Challenge
Write out exactly the lines from the one containing "Output the text content of this document." through the last line of the records below, including both.

Data extract
===============

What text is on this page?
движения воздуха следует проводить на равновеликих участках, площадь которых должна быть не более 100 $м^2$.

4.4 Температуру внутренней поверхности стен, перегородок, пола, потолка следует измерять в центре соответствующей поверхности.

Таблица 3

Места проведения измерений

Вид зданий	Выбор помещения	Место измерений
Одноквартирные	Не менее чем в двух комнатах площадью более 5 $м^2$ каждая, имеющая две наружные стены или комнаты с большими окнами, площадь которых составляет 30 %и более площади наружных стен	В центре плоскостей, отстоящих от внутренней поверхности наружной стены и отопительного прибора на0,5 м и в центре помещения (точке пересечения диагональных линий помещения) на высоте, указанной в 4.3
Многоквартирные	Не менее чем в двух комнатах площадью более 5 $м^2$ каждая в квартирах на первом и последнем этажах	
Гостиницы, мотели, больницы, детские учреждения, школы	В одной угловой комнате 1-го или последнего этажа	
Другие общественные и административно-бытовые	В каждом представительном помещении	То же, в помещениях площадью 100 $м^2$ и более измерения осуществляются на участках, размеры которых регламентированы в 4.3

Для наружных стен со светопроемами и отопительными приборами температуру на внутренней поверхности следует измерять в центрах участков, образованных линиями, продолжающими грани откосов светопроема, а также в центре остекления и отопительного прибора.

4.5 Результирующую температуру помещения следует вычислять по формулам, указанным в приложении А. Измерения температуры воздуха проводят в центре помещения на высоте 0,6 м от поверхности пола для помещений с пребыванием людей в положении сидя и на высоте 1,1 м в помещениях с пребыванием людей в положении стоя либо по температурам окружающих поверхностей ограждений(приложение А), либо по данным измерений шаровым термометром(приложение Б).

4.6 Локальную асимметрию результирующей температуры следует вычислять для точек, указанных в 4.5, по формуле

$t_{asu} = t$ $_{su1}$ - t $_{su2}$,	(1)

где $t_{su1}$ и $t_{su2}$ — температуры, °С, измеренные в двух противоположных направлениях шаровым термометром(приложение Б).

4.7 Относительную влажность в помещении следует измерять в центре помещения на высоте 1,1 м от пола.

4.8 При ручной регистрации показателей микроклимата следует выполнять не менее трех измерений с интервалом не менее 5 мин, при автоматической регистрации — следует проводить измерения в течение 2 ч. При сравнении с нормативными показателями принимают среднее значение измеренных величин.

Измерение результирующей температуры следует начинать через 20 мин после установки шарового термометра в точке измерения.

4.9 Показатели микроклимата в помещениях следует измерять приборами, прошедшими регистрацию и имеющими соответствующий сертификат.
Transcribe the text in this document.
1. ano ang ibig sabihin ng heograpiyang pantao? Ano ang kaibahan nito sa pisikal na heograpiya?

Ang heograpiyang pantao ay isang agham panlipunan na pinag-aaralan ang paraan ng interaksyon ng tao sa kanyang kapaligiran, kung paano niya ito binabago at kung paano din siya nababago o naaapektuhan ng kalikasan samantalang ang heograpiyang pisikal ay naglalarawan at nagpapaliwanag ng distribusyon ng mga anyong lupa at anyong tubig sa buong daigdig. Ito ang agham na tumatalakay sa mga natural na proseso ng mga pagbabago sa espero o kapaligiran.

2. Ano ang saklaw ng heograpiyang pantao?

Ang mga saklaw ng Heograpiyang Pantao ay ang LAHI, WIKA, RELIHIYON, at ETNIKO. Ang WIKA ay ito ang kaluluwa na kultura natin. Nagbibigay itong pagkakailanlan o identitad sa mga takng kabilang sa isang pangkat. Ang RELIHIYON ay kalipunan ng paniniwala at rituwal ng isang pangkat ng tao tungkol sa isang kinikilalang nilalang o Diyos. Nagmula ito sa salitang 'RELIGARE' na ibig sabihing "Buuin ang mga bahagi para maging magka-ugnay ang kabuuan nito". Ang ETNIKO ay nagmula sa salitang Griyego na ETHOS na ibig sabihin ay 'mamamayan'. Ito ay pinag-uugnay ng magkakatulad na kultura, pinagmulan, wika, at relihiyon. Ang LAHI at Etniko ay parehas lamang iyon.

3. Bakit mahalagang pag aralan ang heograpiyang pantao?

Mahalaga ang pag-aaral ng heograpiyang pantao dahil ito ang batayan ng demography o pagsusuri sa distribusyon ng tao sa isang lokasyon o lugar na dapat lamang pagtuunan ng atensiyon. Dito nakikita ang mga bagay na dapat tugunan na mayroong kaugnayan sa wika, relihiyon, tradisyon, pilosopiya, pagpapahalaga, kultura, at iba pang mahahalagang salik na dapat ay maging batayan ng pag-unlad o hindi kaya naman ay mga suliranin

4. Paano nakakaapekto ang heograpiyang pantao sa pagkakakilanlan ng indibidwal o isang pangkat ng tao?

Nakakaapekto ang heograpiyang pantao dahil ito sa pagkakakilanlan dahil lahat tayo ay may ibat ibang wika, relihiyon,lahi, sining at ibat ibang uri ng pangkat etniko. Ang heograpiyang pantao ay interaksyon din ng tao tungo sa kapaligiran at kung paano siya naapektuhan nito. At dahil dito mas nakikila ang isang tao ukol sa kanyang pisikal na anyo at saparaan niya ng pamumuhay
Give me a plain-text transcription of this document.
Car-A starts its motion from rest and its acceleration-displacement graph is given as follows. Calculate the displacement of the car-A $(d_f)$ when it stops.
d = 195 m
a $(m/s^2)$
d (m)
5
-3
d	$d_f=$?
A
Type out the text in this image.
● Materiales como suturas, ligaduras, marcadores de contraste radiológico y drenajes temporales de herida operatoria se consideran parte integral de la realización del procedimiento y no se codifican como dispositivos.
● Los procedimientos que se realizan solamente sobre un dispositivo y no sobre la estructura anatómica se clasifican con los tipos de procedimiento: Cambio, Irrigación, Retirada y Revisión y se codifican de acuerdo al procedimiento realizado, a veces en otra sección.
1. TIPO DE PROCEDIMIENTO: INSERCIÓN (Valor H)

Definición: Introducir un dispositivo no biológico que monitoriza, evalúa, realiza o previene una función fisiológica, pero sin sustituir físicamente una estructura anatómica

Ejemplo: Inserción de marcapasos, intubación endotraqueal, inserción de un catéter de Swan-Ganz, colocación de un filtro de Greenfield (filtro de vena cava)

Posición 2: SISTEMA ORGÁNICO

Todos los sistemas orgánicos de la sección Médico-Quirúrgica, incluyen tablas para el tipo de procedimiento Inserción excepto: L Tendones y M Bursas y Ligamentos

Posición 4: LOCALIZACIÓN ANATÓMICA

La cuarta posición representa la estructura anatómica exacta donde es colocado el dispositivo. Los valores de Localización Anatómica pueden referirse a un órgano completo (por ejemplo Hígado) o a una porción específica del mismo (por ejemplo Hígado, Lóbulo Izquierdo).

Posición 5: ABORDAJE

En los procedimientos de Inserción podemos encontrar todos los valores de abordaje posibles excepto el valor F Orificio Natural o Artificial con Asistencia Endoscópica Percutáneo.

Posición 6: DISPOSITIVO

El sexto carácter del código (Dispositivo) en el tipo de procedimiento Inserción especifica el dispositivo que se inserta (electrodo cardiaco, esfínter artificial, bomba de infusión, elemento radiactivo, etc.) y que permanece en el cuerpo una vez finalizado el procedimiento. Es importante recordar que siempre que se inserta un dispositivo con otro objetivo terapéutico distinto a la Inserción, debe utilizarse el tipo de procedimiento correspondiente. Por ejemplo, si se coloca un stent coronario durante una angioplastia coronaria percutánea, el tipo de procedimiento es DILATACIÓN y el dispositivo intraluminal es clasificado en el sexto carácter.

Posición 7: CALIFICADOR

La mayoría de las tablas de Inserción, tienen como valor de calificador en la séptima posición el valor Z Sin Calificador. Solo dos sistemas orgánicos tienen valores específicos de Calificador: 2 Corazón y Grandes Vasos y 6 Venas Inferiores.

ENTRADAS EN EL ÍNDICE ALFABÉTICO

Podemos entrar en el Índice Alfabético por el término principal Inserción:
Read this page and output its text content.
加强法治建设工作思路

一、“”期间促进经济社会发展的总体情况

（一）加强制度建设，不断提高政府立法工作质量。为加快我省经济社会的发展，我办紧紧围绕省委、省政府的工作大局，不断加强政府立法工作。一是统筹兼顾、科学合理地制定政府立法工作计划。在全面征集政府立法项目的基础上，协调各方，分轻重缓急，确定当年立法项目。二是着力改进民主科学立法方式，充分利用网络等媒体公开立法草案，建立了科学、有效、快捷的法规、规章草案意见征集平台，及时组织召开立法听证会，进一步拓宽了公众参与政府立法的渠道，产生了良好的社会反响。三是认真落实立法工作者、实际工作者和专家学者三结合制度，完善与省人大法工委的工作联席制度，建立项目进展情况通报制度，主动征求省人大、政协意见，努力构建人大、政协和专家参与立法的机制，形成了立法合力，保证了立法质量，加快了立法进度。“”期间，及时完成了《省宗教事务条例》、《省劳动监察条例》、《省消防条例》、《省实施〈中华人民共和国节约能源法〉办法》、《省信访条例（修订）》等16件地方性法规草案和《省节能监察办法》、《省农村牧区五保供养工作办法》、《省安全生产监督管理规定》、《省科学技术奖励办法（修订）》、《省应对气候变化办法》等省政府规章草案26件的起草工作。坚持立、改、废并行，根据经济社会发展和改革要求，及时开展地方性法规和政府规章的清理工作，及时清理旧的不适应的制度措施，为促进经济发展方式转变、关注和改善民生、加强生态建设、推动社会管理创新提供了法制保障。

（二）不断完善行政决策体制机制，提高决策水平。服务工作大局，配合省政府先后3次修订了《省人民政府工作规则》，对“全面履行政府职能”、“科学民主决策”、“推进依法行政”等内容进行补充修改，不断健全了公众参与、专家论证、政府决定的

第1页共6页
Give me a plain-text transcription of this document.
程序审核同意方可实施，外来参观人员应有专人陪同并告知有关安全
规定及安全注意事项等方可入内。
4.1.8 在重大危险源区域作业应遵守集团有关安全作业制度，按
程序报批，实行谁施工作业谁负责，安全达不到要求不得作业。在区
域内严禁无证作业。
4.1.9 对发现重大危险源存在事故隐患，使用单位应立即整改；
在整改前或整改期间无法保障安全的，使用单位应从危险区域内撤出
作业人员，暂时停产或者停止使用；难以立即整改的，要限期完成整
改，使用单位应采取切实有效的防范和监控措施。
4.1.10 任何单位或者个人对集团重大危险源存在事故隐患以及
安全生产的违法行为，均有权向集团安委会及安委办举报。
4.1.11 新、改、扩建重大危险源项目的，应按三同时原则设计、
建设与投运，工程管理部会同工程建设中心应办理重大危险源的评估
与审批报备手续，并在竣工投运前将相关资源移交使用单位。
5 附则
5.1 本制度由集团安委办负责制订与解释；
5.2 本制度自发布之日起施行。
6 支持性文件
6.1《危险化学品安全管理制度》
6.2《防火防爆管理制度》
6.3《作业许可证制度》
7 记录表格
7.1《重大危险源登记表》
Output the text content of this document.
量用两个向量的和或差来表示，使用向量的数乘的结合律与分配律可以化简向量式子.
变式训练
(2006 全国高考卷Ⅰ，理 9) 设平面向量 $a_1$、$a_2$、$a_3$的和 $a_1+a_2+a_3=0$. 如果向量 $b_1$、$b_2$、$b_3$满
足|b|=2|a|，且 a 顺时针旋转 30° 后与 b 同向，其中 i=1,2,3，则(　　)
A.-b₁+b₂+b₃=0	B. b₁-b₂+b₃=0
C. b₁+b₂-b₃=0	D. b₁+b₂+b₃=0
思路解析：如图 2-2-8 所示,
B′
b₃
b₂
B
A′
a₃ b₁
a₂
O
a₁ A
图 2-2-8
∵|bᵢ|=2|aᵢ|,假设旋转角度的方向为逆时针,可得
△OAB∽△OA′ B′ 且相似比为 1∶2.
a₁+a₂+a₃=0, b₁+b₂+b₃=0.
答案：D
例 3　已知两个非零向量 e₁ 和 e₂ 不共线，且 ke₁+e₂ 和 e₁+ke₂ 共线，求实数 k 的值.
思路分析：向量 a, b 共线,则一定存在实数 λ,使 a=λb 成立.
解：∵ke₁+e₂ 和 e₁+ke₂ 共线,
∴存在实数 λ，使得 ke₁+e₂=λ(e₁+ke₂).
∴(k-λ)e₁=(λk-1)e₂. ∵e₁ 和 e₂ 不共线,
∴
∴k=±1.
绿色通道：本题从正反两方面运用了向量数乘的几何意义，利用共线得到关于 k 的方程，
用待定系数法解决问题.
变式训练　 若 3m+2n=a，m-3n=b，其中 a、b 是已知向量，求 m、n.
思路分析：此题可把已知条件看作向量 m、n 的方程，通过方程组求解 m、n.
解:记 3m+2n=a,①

===============

Complete output
Output the text content of this document.
量用两个向量的和或差来表示，使用向量的数乘的结合律与分配律可以化简向量式子.
变式训练
(2006 全国高考卷Ⅰ，理 9) 设平面向量 $a_1$、$a_2$、$a_3$的和 $a_1+a_2+a_3=0$. 如果向量 $b_1$、$b_2$、$b_3$满
足|b|=2|a|，且 a 顺时针旋转 30° 后与 b 同向，其中 i=1,2,3，则(　　)
A.-b₁+b₂+b₃=0	B. b₁-b₂+b₃=0
C. b₁+b₂-b₃=0	D. b₁+b₂+b₃=0
思路解析：如图 2-2-8 所示,
B′
b₃
b₂
B
A′
a₃ b₁
a₂
O
a₁ A
图 2-2-8
∵|bᵢ|=2|aᵢ|,假设旋转角度的方向为逆时针,可得
△OAB∽△OA′ B′ 且相似比为 1∶2.
a₁+a₂+a₃=0, b₁+b₂+b₃=0.
答案：D
例 3　已知两个非零向量 e₁ 和 e₂ 不共线，且 ke₁+e₂ 和 e₁+ke₂ 共线，求实数 k 的值.
思路分析：向量 a, b 共线,则一定存在实数 λ,使 a=λb 成立.
解：∵ke₁+e₂ 和 e₁+ke₂ 共线,
∴存在实数 λ，使得 ke₁+e₂=λ(e₁+ke₂).
∴(k-λ)e₁=(λk-1)e₂. ∵e₁ 和 e₂ 不共线,
∴
∴k=±1.
绿色通道：本题从正反两方面运用了向量数乘的几何意义，利用共线得到关于 k 的方程，
用待定系数法解决问题.
变式训练　 若 3m+2n=a，m-3n=b，其中 a、b 是已知向量，求 m、n.
思路分析：此题可把已知条件看作向量 m、n 的方程，通过方程组求解 m、n.
解:记 3m+2n=a,①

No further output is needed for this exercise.